- **EXERCISE DESCRIPTION**:
Copy each line of the entries that contains the word "Check".

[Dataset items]
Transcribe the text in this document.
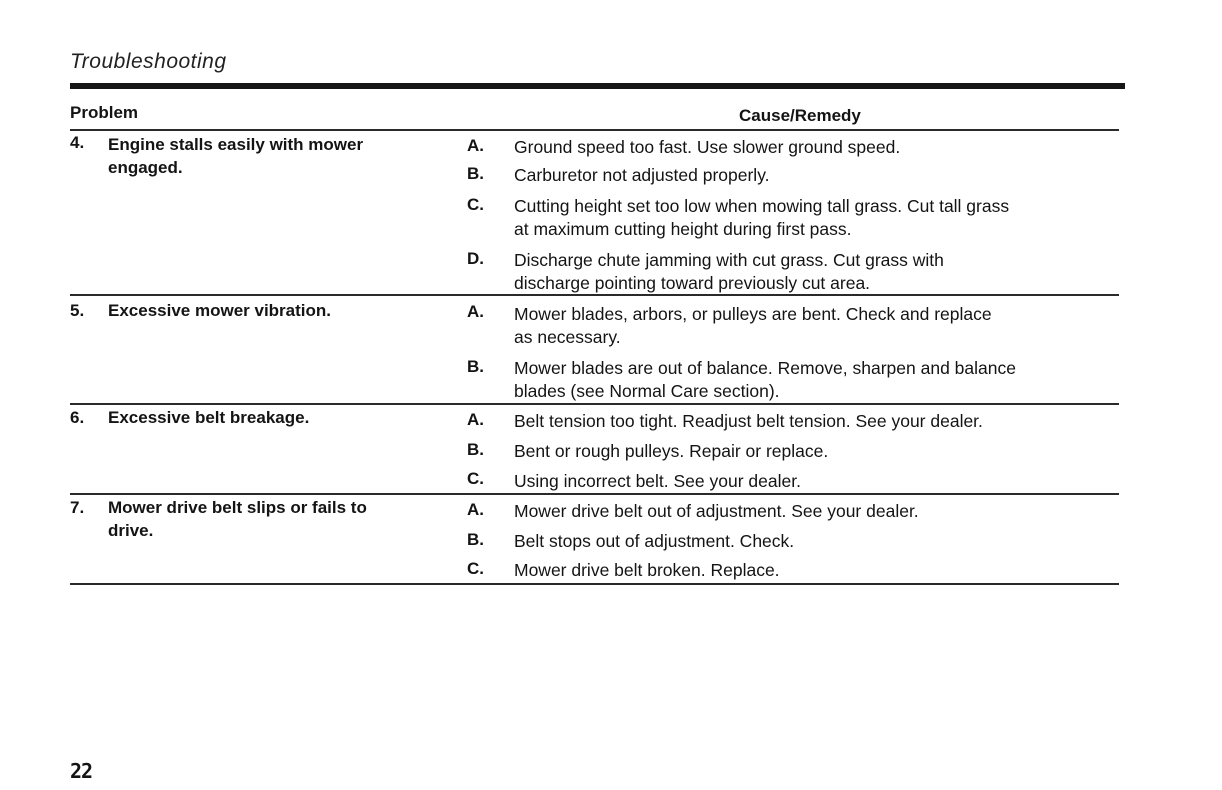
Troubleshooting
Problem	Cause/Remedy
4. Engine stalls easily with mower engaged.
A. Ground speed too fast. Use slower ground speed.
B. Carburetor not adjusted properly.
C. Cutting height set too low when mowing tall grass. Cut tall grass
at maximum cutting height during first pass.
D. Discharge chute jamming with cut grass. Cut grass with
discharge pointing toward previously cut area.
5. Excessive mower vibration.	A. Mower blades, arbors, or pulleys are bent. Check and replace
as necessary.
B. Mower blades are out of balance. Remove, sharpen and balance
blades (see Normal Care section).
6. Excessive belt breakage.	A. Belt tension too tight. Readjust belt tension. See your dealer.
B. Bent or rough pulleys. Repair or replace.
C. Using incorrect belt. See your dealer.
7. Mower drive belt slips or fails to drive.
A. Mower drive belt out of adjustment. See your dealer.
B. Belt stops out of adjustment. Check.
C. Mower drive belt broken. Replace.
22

- **PROBLEM SOLUTION**:
5. Excessive mower vibration.	A. Mower blades, arbors, or pulleys are bent. Check and replace
B. Belt stops out of adjustment. Check.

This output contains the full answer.